* begin *

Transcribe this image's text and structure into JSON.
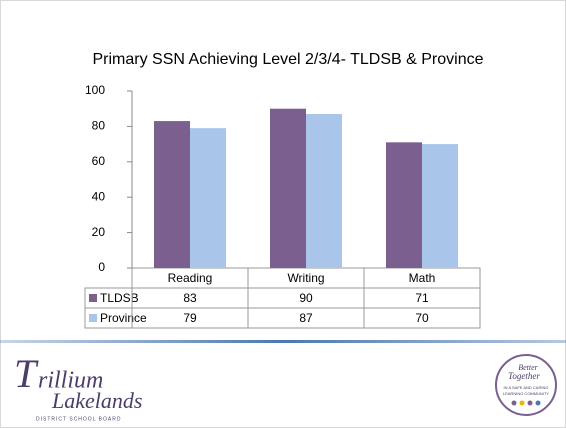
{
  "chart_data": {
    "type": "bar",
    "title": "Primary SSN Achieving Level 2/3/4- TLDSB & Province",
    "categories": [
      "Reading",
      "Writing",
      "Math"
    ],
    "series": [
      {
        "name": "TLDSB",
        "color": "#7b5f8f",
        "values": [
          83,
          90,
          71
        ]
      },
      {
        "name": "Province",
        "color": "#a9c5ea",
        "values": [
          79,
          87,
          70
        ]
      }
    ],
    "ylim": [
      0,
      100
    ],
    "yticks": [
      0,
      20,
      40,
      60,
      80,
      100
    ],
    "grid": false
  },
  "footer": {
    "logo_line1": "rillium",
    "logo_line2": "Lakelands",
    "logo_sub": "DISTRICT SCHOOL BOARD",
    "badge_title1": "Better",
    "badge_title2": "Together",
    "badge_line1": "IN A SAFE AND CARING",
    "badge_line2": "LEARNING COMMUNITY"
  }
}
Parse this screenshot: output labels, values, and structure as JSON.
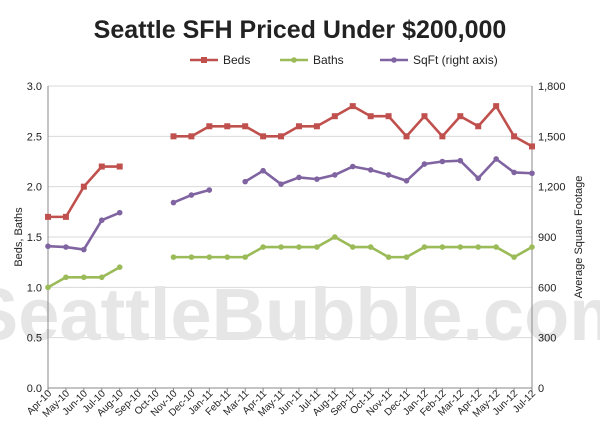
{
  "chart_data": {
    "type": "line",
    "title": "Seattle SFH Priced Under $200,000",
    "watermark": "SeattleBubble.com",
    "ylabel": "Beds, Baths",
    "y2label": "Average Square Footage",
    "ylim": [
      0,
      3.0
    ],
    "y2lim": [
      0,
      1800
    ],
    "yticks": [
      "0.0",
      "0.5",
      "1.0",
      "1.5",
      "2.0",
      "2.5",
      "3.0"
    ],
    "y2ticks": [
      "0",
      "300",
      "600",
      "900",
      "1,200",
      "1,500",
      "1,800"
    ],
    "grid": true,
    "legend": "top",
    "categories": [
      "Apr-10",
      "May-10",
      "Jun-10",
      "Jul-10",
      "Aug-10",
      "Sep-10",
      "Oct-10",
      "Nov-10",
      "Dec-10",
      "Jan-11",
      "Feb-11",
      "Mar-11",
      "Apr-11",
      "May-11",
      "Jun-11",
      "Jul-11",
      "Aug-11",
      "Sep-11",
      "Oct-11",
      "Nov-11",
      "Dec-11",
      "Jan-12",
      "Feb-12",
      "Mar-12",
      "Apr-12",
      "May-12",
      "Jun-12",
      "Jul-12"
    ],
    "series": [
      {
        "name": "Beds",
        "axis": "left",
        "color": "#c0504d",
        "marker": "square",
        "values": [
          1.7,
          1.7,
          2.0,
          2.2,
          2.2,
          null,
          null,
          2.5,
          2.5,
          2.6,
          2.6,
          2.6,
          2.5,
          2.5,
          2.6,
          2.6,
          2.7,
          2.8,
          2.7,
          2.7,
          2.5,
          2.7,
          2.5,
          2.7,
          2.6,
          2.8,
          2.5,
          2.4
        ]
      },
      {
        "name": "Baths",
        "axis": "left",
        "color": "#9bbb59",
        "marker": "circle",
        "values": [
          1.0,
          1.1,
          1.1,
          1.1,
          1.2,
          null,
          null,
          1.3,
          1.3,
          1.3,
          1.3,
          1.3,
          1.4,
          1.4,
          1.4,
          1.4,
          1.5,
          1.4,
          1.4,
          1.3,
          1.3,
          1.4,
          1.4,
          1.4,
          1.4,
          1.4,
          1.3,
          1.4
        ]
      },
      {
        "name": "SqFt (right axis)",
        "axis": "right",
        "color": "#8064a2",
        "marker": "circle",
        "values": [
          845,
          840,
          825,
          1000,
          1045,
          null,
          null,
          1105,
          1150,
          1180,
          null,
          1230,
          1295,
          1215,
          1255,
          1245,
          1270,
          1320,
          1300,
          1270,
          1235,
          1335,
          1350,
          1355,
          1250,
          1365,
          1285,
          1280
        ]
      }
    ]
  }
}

* end *

Task objective: Transcribe all the records above word for word, without their images.

Task answer:
Transcribe this image's text and structure into JSON.
{
  "chart_data": {
    "type": "bar",
    "title": "Primary SSN Achieving Level 2/3/4- TLDSB & Province",
    "categories": [
      "Reading",
      "Writing",
      "Math"
    ],
    "series": [
      {
        "name": "TLDSB",
        "color": "#7b5f8f",
        "values": [
          83,
          90,
          71
        ]
      },
      {
        "name": "Province",
        "color": "#a9c5ea",
        "values": [
          79,
          87,
          70
        ]
      }
    ],
    "ylim": [
      0,
      100
    ],
    "yticks": [
      0,
      20,
      40,
      60,
      80,
      100
    ],
    "grid": false
  },
  "footer": {
    "logo_line1": "rillium",
    "logo_line2": "Lakelands",
    "logo_sub": "DISTRICT SCHOOL BOARD",
    "badge_title1": "Better",
    "badge_title2": "Together",
    "badge_line1": "IN A SAFE AND CARING",
    "badge_line2": "LEARNING COMMUNITY"
  }
}
Parse this screenshot: output labels, values, and structure as JSON.
{
  "chart_data": {
    "type": "line",
    "title": "Seattle SFH Priced Under $200,000",
    "watermark": "SeattleBubble.com",
    "ylabel": "Beds, Baths",
    "y2label": "Average Square Footage",
    "ylim": [
      0,
      3.0
    ],
    "y2lim": [
      0,
      1800
    ],
    "yticks": [
      "0.0",
      "0.5",
      "1.0",
      "1.5",
      "2.0",
      "2.5",
      "3.0"
    ],
    "y2ticks": [
      "0",
      "300",
      "600",
      "900",
      "1,200",
      "1,500",
      "1,800"
    ],
    "grid": true,
    "legend": "top",
    "categories": [
      "Apr-10",
      "May-10",
      "Jun-10",
      "Jul-10",
      "Aug-10",
      "Sep-10",
      "Oct-10",
      "Nov-10",
      "Dec-10",
      "Jan-11",
      "Feb-11",
      "Mar-11",
      "Apr-11",
      "May-11",
      "Jun-11",
      "Jul-11",
      "Aug-11",
      "Sep-11",
      "Oct-11",
      "Nov-11",
      "Dec-11",
      "Jan-12",
      "Feb-12",
      "Mar-12",
      "Apr-12",
      "May-12",
      "Jun-12",
      "Jul-12"
    ],
    "series": [
      {
        "name": "Beds",
        "axis": "left",
        "color": "#c0504d",
        "marker": "square",
        "values": [
          1.7,
          1.7,
          2.0,
          2.2,
          2.2,
          null,
          null,
          2.5,
          2.5,
          2.6,
          2.6,
          2.6,
          2.5,
          2.5,
          2.6,
          2.6,
          2.7,
          2.8,
          2.7,
          2.7,
          2.5,
          2.7,
          2.5,
          2.7,
          2.6,
          2.8,
          2.5,
          2.4
        ]
      },
      {
        "name": "Baths",
        "axis": "left",
        "color": "#9bbb59",
        "marker": "circle",
        "values": [
          1.0,
          1.1,
          1.1,
          1.1,
          1.2,
          null,
          null,
          1.3,
          1.3,
          1.3,
          1.3,
          1.3,
          1.4,
          1.4,
          1.4,
          1.4,
          1.5,
          1.4,
          1.4,
          1.3,
          1.3,
          1.4,
          1.4,
          1.4,
          1.4,
          1.4,
          1.3,
          1.4
        ]
      },
      {
        "name": "SqFt (right axis)",
        "axis": "right",
        "color": "#8064a2",
        "marker": "circle",
        "values": [
          845,
          840,
          825,
          1000,
          1045,
          null,
          null,
          1105,
          1150,
          1180,
          null,
          1230,
          1295,
          1215,
          1255,
          1245,
          1270,
          1320,
          1300,
          1270,
          1235,
          1335,
          1350,
          1355,
          1250,
          1365,
          1285,
          1280
        ]
      }
    ]
  }
}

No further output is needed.